» **WRITTEN PROBLEM**: Using the listing below, extract each line that has the word "triangle" in it.

» **EXTRACTED ENTRIES**:
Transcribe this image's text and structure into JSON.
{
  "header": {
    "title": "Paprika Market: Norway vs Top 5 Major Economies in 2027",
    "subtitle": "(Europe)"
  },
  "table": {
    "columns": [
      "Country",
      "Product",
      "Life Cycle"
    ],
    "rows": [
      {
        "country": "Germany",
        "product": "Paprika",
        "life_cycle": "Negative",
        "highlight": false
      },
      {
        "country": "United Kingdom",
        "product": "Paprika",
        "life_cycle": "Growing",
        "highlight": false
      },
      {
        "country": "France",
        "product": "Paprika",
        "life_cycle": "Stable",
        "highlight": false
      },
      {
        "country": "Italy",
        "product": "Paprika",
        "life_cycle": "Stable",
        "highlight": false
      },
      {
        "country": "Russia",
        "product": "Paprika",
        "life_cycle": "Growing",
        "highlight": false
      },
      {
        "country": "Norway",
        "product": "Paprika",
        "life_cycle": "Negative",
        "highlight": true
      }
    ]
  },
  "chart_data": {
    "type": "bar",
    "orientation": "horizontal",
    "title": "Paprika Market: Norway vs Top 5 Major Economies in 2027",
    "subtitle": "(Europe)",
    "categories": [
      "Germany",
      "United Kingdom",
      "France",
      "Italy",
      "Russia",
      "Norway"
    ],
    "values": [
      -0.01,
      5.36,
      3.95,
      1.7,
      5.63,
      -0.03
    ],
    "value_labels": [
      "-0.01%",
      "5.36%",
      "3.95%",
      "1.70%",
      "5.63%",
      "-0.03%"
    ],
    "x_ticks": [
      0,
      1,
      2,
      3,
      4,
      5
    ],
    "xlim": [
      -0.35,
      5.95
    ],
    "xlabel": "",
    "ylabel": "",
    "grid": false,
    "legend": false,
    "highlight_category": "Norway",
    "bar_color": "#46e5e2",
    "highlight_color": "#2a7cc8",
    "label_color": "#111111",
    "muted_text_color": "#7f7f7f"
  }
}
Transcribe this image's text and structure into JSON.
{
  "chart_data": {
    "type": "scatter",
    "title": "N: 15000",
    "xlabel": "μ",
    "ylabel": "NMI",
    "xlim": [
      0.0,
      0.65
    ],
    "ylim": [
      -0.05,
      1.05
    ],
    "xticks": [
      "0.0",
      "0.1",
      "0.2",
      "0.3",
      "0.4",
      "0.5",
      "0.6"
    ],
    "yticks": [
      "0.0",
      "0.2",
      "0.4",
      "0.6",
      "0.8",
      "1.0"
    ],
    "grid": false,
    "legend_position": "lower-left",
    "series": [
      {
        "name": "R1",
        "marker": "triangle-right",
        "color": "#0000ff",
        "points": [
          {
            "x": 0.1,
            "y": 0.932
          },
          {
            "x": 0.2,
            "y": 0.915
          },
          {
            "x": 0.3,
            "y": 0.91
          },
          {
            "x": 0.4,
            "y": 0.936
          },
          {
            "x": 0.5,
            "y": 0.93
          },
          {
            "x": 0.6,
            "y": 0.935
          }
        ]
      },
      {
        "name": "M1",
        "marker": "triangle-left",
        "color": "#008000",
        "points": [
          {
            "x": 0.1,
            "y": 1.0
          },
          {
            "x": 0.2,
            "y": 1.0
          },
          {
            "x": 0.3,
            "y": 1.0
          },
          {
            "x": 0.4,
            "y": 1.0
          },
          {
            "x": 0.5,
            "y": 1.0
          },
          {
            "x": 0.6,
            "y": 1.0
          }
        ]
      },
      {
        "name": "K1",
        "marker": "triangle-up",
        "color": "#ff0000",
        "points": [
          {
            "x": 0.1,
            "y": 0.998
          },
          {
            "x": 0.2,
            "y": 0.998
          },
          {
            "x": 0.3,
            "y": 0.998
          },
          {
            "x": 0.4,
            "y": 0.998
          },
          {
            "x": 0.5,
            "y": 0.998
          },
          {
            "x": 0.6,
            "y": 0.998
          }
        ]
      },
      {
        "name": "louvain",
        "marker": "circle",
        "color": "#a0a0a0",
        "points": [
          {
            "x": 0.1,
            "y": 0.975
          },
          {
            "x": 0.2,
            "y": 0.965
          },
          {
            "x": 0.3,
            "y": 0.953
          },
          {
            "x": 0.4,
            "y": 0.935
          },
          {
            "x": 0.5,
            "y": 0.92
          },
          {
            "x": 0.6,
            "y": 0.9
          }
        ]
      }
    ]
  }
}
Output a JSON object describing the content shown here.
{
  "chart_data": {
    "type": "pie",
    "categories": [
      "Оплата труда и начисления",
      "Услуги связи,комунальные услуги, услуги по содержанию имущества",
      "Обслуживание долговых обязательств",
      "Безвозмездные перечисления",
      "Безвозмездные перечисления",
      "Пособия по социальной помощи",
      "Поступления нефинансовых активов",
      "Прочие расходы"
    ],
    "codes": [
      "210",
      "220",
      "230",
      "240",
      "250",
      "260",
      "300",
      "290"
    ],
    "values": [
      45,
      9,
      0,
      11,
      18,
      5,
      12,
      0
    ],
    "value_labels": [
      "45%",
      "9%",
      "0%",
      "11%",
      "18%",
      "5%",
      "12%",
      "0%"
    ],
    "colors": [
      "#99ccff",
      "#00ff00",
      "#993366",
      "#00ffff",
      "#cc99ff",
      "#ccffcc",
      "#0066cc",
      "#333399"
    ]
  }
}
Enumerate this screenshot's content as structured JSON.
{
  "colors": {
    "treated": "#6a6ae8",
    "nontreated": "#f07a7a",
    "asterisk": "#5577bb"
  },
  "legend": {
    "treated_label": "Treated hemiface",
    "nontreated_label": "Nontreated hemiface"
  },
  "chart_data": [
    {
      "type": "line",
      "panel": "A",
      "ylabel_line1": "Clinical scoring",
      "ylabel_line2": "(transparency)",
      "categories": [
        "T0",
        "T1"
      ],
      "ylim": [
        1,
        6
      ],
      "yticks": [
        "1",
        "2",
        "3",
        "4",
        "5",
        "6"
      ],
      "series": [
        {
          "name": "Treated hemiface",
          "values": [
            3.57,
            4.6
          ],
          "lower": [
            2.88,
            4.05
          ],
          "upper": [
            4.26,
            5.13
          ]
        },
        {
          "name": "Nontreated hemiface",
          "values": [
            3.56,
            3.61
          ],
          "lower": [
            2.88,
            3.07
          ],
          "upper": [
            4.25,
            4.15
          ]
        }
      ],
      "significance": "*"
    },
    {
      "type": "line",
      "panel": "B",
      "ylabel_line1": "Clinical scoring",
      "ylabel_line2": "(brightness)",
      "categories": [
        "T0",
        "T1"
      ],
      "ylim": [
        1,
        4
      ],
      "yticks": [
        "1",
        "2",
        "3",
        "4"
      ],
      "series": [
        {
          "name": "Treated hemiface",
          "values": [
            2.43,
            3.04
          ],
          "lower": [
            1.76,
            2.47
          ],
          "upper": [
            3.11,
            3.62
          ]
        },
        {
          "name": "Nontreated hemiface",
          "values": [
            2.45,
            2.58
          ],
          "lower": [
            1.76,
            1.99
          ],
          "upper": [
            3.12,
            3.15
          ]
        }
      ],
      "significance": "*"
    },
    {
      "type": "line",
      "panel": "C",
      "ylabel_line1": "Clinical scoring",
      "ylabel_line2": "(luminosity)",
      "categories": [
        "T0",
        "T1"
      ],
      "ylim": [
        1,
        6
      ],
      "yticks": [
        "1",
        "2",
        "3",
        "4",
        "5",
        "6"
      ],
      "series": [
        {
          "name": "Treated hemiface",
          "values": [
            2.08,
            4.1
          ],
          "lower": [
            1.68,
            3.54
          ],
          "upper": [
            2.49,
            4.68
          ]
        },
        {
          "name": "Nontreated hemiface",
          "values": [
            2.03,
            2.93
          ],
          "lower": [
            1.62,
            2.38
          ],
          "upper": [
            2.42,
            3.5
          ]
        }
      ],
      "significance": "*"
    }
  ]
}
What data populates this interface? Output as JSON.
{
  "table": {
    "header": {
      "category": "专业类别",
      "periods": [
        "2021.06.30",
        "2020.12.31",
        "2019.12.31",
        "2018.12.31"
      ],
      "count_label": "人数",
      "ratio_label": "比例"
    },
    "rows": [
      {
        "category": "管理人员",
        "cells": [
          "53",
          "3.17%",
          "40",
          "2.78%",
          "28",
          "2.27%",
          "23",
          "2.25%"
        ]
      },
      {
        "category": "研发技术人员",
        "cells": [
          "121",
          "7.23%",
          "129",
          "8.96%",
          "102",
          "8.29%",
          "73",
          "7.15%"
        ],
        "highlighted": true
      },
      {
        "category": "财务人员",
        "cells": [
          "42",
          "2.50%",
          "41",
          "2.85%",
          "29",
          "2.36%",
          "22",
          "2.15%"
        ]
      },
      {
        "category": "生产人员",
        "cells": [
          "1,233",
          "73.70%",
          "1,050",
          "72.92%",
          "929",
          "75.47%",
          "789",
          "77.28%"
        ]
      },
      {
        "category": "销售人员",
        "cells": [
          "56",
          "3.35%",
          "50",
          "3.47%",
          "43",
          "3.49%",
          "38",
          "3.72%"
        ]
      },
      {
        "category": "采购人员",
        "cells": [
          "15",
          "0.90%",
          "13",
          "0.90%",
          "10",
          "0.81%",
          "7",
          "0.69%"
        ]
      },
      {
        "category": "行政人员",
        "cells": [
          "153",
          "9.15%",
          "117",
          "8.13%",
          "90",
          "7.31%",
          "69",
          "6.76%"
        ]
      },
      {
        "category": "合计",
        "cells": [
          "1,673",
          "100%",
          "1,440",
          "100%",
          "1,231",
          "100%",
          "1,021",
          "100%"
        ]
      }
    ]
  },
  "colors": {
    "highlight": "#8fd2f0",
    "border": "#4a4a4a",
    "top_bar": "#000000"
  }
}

» **THE SOLUTION**:
        "marker": "triangle-right",
        "marker": "triangle-left",
        "marker": "triangle-up",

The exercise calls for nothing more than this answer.